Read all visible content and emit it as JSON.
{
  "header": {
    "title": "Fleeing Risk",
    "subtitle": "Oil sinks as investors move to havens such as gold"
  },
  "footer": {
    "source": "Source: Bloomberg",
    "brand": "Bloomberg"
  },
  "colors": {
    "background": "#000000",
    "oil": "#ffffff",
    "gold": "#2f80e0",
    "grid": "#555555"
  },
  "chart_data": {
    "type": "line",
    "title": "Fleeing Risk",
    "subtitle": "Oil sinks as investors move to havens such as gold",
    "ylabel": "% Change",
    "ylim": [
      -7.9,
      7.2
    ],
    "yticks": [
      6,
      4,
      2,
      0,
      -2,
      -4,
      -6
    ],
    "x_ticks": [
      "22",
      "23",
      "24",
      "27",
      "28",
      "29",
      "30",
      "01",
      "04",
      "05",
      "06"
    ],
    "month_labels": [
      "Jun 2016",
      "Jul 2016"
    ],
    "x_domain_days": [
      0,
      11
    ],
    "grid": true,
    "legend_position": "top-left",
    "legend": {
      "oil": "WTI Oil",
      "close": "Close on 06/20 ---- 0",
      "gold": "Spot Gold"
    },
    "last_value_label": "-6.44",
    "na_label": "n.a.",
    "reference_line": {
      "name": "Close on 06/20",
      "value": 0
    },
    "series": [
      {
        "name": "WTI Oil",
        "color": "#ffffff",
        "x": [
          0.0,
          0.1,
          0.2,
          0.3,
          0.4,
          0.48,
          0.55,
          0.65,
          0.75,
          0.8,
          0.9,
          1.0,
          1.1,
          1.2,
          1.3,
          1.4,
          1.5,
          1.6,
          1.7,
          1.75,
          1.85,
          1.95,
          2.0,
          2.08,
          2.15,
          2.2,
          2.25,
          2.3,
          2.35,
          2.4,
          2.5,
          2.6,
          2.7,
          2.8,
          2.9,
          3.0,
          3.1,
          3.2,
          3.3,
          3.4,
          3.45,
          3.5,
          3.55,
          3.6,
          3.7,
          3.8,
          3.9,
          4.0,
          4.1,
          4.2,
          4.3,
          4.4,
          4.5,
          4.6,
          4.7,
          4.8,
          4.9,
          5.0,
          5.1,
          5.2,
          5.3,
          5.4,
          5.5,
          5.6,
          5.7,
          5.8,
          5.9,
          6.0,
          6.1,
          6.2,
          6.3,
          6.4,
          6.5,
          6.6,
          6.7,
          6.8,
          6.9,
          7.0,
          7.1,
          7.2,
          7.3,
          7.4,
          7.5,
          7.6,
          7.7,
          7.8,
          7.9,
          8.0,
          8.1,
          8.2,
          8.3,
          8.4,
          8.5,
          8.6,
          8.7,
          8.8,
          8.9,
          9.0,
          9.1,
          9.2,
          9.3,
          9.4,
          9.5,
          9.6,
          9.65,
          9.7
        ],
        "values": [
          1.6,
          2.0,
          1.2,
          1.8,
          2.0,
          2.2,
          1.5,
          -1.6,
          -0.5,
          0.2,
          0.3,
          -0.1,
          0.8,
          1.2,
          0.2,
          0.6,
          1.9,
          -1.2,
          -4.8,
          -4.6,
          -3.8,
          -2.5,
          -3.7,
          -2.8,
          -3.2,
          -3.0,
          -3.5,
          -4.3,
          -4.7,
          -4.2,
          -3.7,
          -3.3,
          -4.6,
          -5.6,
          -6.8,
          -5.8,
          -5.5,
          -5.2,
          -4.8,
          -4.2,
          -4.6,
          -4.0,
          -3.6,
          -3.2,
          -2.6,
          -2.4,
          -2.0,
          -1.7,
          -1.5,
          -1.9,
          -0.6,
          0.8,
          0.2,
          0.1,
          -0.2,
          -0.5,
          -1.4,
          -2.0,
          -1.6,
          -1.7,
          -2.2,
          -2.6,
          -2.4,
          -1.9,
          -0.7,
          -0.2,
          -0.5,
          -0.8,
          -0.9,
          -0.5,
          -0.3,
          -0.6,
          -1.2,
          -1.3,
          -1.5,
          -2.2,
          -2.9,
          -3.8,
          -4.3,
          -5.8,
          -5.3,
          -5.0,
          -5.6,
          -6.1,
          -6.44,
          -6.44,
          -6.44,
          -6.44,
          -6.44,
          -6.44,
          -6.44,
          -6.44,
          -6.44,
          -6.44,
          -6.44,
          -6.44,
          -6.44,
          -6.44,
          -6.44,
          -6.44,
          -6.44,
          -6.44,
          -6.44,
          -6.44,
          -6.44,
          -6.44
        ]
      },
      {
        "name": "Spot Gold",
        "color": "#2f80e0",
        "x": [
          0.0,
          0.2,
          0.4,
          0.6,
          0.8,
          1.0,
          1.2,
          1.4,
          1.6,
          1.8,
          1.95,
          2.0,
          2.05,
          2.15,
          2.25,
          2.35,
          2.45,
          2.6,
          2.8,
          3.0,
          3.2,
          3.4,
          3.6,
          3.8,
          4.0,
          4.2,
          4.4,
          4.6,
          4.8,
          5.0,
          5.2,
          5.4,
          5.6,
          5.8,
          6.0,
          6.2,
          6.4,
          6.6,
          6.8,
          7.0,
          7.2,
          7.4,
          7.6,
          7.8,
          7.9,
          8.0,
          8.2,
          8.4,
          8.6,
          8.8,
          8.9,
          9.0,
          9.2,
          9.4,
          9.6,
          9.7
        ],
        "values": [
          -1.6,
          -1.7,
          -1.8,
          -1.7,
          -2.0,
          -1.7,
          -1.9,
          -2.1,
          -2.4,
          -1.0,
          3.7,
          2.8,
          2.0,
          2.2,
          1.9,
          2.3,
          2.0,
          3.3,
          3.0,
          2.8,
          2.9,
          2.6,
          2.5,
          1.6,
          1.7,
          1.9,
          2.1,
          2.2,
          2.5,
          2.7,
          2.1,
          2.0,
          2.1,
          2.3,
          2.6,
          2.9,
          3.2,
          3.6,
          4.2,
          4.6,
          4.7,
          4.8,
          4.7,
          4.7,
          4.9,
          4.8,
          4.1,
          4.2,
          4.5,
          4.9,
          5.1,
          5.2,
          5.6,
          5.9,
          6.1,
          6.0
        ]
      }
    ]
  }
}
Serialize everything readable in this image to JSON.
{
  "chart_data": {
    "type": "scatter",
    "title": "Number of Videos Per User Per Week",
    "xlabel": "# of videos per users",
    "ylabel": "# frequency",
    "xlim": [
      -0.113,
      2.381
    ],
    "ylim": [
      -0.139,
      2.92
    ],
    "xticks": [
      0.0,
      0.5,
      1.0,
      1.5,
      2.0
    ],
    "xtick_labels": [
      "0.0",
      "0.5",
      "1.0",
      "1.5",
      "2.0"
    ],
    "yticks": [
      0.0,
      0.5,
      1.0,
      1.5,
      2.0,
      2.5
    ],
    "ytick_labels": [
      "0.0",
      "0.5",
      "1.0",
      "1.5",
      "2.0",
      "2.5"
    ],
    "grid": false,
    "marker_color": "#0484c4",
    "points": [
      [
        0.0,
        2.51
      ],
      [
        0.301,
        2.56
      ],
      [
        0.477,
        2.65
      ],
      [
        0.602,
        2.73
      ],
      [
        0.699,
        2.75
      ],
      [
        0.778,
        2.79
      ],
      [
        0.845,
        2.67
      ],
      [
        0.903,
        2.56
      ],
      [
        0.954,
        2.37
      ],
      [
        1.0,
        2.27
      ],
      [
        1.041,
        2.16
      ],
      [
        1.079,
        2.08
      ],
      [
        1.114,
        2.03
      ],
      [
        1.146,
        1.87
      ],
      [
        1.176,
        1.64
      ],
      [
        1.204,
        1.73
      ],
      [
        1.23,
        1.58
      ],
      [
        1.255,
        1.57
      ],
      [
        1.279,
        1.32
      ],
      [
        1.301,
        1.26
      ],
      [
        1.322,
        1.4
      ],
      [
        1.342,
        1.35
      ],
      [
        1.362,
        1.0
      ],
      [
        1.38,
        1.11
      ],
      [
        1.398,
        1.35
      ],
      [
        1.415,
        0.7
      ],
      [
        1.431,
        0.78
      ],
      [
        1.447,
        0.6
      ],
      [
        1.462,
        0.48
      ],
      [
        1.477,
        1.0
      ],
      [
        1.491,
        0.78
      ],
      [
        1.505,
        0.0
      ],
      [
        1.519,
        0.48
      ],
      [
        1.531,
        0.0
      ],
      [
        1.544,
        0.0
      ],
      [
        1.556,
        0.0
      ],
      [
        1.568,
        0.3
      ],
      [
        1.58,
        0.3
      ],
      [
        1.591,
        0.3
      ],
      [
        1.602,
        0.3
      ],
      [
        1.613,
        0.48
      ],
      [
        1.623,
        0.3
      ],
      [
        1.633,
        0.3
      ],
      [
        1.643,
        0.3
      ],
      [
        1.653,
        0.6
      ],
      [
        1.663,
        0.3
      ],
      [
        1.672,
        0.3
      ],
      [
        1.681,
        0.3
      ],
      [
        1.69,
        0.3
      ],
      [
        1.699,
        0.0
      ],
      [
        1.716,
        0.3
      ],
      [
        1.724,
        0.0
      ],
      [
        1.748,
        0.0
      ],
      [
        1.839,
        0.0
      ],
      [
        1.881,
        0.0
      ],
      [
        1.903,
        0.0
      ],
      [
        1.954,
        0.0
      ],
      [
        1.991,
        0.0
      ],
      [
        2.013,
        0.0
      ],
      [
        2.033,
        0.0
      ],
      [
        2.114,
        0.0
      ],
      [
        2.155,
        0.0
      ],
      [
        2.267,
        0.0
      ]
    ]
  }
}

PROBLEM REQUIREMENTS —
Go over the records above line by line and count those holding the word "sinks". Reply only with the number.

TASK RESPONSE —
2